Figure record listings
================

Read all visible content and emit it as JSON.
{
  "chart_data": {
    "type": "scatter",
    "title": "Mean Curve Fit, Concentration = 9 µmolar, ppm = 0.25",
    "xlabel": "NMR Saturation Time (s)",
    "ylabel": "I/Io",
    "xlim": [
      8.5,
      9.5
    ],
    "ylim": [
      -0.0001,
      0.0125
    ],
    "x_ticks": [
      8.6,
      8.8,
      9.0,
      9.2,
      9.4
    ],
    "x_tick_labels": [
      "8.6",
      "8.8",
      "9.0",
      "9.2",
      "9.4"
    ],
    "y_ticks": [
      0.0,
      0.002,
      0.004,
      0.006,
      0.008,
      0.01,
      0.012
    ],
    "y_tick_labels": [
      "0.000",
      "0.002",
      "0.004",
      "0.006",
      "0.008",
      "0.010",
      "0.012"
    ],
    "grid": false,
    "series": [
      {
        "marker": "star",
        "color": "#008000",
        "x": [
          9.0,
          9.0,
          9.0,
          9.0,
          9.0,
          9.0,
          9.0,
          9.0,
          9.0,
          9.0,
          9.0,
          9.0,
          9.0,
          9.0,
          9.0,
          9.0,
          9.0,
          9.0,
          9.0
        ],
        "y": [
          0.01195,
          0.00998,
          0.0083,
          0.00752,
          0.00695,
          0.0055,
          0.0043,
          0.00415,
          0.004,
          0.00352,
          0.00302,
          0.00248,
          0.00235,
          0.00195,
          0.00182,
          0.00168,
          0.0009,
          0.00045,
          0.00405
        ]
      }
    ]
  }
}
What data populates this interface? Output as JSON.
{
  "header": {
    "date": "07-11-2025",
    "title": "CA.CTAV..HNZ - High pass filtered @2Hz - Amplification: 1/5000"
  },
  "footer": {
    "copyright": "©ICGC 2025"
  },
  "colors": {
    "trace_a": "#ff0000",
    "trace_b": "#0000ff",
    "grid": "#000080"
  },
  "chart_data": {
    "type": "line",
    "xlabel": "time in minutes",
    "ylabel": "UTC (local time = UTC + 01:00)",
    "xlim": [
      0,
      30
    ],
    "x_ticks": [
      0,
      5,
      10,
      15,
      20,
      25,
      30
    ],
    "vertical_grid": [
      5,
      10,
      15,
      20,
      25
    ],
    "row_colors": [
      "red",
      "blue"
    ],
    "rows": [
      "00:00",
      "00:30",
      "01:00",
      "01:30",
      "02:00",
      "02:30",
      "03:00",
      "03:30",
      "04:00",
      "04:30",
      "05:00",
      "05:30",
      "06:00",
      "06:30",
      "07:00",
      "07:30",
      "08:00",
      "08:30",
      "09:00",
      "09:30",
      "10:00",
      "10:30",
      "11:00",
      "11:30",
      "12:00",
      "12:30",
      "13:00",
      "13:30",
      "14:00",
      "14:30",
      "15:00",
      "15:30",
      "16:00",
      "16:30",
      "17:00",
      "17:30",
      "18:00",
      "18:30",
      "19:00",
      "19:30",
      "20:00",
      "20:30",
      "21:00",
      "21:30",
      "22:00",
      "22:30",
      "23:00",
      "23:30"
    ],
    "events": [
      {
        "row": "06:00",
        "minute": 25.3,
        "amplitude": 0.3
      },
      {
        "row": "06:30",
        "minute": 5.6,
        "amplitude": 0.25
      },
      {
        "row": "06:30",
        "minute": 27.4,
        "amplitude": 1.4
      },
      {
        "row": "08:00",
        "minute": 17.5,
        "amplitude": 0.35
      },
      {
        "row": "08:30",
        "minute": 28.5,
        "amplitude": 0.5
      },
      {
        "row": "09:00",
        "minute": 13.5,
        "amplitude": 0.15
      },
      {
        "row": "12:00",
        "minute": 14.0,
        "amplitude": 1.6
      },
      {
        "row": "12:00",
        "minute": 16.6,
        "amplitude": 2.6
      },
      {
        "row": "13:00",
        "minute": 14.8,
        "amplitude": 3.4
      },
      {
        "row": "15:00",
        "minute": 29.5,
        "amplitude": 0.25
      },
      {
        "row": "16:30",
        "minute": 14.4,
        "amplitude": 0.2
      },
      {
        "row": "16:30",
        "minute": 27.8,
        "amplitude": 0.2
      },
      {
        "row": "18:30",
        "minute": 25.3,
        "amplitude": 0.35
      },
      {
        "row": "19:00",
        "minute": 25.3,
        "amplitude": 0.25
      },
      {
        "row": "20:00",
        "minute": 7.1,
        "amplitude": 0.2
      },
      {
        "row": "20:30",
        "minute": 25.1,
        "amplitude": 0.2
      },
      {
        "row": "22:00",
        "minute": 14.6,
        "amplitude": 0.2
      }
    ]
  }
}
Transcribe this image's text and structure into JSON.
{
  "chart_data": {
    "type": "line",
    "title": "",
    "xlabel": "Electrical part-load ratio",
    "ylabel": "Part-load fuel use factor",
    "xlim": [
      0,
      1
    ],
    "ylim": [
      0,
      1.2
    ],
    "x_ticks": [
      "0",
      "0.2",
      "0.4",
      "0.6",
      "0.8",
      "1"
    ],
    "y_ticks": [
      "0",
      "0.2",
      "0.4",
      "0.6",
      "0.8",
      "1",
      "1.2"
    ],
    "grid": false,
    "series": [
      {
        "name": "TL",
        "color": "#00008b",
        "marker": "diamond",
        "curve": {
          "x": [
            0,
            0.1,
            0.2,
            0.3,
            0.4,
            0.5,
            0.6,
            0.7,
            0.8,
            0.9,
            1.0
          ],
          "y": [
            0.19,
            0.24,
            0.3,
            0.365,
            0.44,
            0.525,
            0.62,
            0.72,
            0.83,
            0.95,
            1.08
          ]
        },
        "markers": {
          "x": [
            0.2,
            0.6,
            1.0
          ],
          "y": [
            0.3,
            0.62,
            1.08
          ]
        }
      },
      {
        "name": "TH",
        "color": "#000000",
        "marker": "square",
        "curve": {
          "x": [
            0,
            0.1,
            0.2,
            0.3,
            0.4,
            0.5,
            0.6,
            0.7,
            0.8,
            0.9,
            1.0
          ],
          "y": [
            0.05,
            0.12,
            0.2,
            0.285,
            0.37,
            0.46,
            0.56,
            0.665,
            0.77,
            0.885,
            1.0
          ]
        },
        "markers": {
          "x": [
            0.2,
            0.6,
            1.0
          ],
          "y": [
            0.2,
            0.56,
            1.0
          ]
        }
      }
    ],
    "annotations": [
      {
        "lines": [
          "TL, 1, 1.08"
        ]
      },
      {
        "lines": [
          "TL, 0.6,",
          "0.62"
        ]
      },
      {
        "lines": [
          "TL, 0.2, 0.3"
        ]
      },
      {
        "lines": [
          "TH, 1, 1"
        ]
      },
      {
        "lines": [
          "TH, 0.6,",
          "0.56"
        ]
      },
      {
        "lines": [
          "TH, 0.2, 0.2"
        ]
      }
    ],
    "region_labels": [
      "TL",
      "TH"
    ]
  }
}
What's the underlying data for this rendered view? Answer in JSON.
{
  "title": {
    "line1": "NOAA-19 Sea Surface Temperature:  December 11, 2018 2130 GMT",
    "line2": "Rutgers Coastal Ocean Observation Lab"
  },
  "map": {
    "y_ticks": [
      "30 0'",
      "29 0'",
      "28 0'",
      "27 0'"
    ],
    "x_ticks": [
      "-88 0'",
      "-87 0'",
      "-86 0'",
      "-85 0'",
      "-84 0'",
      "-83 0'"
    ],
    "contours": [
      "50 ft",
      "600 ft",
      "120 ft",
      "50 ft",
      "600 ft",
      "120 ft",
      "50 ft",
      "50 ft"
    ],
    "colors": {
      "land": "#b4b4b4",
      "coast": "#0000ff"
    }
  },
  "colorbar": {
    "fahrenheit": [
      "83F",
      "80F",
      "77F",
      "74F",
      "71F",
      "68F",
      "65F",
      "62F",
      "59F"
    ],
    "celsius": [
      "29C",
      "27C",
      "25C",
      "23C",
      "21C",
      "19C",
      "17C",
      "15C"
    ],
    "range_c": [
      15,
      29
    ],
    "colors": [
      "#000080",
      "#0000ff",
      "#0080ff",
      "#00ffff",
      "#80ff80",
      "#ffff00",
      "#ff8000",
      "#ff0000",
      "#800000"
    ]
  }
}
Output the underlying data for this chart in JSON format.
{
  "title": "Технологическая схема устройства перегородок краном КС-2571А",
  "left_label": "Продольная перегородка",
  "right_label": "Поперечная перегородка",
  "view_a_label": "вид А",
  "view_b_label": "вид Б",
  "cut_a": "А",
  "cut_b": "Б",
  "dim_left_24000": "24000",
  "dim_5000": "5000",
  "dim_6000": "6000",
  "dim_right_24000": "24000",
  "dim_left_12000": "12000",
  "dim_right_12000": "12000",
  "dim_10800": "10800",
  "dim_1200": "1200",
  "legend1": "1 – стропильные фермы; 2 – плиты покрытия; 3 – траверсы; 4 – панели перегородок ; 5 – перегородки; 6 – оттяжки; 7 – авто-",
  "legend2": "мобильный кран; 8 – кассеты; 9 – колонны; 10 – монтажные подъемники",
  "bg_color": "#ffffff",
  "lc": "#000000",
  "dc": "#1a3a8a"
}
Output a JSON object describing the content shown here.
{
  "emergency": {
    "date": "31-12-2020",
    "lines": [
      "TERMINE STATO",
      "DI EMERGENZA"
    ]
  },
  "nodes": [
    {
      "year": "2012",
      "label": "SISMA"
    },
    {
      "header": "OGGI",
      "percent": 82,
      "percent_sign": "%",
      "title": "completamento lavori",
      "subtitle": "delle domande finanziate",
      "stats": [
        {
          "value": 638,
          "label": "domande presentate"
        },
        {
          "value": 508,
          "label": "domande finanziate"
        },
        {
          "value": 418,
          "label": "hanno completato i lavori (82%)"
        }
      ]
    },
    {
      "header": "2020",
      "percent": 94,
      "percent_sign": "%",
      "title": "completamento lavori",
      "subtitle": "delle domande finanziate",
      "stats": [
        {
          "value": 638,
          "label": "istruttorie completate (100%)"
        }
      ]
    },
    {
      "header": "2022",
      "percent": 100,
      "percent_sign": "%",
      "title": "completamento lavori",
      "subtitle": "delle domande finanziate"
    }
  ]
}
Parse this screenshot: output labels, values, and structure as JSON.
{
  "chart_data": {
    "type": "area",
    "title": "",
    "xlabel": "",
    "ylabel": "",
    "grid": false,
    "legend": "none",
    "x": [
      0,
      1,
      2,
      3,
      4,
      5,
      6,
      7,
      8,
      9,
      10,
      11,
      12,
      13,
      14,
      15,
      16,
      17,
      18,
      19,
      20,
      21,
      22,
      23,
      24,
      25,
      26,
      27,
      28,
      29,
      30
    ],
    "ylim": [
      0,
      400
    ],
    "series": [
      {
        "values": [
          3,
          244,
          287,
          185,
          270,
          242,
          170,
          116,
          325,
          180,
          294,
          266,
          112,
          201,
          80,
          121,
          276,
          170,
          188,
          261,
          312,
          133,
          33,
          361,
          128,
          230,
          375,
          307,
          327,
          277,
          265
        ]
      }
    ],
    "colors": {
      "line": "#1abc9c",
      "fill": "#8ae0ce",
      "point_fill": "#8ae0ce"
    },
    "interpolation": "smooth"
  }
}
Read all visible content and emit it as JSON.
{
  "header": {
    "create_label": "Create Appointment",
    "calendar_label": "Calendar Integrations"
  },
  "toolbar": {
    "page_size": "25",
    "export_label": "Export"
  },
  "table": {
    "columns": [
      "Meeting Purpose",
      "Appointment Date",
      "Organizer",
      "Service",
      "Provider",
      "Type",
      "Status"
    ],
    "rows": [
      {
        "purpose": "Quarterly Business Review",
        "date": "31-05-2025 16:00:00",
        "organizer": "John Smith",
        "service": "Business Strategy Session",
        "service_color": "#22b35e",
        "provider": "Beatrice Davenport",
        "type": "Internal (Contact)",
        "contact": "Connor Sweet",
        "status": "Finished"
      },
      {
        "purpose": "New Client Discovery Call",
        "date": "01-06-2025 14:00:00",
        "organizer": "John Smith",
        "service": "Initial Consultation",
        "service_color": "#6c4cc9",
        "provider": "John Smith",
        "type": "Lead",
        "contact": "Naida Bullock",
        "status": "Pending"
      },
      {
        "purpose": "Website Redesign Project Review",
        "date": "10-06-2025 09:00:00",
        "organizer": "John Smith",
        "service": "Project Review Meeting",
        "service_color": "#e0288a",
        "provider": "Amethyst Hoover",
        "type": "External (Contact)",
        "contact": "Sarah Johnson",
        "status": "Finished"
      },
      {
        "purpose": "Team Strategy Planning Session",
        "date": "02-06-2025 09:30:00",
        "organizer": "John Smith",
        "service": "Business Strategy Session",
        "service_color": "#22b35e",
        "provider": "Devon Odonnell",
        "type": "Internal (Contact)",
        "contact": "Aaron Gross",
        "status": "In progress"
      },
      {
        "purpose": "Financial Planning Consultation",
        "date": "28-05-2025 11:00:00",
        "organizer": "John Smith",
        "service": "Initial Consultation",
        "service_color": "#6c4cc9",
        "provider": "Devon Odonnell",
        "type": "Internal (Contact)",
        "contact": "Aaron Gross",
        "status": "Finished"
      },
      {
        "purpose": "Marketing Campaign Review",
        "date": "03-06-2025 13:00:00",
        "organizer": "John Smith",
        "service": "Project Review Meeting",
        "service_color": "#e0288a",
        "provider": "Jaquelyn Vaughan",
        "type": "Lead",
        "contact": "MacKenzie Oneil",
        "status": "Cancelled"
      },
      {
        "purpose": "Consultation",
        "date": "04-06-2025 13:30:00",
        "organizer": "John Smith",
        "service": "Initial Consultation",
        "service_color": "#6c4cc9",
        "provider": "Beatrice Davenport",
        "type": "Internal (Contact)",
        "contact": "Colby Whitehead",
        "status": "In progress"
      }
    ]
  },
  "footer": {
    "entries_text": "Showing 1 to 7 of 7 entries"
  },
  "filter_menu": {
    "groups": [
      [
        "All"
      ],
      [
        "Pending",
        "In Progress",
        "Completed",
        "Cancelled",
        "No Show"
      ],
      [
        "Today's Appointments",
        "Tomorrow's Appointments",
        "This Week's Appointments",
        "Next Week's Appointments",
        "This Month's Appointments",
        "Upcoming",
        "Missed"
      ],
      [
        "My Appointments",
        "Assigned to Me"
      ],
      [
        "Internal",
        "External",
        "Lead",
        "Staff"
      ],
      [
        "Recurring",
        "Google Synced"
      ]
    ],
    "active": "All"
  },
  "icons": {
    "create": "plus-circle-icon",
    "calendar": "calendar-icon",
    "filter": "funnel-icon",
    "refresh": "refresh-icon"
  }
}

================

> [What is being asked]:
Which lines in the records above contain the string "Review"? Copy each one.

> [Expected output]:
        "purpose": "Quarterly Business Review",
        "purpose": "Website Redesign Project Review",
        "service": "Project Review Meeting",
        "purpose": "Marketing Campaign Review",
        "service": "Project Review Meeting",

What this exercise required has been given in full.